REQUIRED WORK: From the listing below, extract every line in which the word "date" appears.

[Start of SUPPLIED DATA]

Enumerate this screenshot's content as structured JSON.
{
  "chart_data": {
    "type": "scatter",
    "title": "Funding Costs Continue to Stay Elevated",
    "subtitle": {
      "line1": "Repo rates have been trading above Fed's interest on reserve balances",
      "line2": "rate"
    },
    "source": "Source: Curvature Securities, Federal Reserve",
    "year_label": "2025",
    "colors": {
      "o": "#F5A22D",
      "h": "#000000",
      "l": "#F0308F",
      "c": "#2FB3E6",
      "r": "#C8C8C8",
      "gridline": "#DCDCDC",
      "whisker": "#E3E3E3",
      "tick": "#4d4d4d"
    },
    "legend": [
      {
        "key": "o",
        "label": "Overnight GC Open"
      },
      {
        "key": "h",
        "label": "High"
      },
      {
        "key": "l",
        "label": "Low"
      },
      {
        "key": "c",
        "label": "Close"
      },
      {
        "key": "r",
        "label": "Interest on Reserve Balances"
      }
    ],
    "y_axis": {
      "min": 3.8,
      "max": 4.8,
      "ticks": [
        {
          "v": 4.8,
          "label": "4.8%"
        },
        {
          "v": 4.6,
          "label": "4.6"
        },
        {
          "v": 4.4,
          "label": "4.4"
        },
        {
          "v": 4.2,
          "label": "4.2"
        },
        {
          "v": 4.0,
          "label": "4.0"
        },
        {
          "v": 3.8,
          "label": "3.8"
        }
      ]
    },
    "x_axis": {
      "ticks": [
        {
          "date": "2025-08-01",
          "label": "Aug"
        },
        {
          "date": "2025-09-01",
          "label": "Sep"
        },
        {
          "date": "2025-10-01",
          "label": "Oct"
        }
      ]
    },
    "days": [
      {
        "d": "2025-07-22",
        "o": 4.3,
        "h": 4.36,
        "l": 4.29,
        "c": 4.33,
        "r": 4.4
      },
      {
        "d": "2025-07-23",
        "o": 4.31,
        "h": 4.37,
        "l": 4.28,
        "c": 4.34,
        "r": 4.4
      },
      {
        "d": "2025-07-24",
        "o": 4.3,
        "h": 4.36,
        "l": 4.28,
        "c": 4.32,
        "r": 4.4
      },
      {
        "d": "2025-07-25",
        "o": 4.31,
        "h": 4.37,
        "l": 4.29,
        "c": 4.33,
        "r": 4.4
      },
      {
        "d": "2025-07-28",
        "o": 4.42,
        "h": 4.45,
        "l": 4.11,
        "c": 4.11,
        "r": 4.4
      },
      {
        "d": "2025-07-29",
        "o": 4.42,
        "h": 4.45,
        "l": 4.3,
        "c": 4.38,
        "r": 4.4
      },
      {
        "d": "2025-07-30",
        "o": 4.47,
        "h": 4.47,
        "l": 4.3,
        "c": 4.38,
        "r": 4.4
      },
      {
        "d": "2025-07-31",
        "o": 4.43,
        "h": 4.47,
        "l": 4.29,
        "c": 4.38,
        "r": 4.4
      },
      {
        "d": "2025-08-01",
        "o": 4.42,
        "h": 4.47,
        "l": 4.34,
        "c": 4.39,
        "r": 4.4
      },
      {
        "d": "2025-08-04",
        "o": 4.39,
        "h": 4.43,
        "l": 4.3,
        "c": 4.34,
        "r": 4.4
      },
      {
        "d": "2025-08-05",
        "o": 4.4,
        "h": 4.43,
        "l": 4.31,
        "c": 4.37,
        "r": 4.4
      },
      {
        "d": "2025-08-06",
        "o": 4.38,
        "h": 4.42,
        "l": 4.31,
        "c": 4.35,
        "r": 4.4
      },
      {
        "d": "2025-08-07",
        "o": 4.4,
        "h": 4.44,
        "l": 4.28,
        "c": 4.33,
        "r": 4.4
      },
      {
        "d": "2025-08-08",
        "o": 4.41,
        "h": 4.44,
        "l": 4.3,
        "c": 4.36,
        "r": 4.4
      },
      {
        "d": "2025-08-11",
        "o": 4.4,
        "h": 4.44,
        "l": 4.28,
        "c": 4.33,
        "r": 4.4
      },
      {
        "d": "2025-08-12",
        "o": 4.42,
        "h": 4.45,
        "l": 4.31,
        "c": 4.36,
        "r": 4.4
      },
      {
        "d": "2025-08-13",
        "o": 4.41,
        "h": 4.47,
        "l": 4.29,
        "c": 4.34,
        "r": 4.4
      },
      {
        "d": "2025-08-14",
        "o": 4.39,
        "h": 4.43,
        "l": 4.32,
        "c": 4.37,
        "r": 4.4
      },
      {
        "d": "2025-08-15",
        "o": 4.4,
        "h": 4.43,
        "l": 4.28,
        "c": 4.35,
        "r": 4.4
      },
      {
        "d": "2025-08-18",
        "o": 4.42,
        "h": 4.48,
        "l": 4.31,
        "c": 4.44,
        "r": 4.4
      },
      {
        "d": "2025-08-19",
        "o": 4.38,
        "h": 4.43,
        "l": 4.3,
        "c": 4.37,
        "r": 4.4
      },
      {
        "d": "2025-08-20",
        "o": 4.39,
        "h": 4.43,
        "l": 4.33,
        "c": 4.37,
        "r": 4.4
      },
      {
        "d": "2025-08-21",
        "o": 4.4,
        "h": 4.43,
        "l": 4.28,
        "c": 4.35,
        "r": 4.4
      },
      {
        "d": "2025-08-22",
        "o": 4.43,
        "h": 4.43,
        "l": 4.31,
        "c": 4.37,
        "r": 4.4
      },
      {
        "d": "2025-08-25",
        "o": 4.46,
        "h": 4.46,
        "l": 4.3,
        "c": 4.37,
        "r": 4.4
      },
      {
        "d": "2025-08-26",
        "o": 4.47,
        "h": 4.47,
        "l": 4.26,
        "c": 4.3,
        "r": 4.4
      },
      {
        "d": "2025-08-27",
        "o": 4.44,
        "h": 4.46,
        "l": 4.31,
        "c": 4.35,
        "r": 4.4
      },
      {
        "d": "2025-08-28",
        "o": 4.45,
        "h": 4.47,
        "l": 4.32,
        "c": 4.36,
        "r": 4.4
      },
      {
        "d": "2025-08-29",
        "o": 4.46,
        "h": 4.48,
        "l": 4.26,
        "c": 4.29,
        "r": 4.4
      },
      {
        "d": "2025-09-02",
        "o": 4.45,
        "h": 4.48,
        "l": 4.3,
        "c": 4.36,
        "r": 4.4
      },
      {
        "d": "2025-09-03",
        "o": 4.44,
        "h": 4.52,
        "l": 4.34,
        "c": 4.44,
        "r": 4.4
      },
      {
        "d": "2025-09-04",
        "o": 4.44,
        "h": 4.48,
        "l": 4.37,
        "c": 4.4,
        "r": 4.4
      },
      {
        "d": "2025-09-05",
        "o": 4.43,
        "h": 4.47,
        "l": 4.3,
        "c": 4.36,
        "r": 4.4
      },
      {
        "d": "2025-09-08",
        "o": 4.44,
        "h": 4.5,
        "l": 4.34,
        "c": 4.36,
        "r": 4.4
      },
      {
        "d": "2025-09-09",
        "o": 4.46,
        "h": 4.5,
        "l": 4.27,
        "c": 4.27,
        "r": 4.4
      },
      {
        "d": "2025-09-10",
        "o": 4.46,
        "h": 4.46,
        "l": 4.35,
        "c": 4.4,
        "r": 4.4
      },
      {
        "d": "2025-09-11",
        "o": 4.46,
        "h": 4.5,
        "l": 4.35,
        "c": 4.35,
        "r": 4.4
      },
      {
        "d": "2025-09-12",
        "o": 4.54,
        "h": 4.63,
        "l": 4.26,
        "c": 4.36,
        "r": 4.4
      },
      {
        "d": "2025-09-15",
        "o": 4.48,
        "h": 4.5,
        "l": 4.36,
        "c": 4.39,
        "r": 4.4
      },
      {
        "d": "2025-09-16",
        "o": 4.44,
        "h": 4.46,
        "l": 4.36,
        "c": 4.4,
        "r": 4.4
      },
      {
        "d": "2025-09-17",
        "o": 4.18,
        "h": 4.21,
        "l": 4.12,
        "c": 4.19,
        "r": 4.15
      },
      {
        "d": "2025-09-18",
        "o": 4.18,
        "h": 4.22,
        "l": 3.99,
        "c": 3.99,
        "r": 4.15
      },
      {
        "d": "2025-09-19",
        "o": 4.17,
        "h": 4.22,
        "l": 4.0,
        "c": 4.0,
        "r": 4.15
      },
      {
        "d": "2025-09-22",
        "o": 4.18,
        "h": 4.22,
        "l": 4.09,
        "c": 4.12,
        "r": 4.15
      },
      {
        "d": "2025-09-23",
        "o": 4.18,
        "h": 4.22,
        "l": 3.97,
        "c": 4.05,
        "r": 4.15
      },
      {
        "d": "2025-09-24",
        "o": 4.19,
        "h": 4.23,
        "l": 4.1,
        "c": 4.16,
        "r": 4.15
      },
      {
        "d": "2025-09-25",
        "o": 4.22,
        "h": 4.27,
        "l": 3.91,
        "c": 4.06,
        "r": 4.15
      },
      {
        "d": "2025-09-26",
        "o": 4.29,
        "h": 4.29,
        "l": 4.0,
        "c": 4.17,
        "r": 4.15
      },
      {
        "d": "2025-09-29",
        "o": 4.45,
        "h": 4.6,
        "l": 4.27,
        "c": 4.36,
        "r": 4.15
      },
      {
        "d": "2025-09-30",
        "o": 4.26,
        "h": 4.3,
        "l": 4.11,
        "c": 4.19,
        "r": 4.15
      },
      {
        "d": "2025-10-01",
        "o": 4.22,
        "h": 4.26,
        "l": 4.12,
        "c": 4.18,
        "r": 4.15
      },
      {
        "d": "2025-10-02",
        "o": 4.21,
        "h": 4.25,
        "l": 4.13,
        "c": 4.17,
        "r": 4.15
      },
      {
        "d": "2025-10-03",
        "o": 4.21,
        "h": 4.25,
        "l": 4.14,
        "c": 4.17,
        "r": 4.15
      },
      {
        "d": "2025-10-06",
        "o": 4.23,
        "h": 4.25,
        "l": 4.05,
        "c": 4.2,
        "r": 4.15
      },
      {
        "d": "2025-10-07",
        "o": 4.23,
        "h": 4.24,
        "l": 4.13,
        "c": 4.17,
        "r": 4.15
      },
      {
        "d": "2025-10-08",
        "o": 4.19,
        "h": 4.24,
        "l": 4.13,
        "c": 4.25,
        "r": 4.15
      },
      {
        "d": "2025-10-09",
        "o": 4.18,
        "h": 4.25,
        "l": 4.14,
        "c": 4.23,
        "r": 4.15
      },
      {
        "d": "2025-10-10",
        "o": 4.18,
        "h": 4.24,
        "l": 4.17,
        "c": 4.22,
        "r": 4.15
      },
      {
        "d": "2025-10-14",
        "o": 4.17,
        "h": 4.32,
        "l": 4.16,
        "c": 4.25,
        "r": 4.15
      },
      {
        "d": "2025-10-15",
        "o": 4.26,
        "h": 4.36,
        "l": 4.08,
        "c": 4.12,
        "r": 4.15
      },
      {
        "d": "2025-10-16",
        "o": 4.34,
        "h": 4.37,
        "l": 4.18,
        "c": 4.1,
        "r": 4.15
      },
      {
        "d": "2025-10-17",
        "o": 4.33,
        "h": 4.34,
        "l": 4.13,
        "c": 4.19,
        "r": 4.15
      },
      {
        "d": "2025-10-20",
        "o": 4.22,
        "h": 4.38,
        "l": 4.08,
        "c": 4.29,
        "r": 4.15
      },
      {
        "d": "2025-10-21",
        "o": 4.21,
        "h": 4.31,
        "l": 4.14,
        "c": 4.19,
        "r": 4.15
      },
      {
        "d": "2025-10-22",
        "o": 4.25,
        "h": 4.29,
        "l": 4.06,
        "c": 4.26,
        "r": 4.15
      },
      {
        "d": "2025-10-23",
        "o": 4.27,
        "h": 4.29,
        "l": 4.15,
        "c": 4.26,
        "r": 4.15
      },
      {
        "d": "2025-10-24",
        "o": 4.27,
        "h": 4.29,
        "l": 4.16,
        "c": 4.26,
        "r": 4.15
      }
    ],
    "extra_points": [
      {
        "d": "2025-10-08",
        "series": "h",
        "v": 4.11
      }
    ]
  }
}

[End of SUPPLIED DATA]

OUTPUT OF THE TASK:
          "date": "2025-08-01",
          "date": "2025-09-01",
          "date": "2025-10-01",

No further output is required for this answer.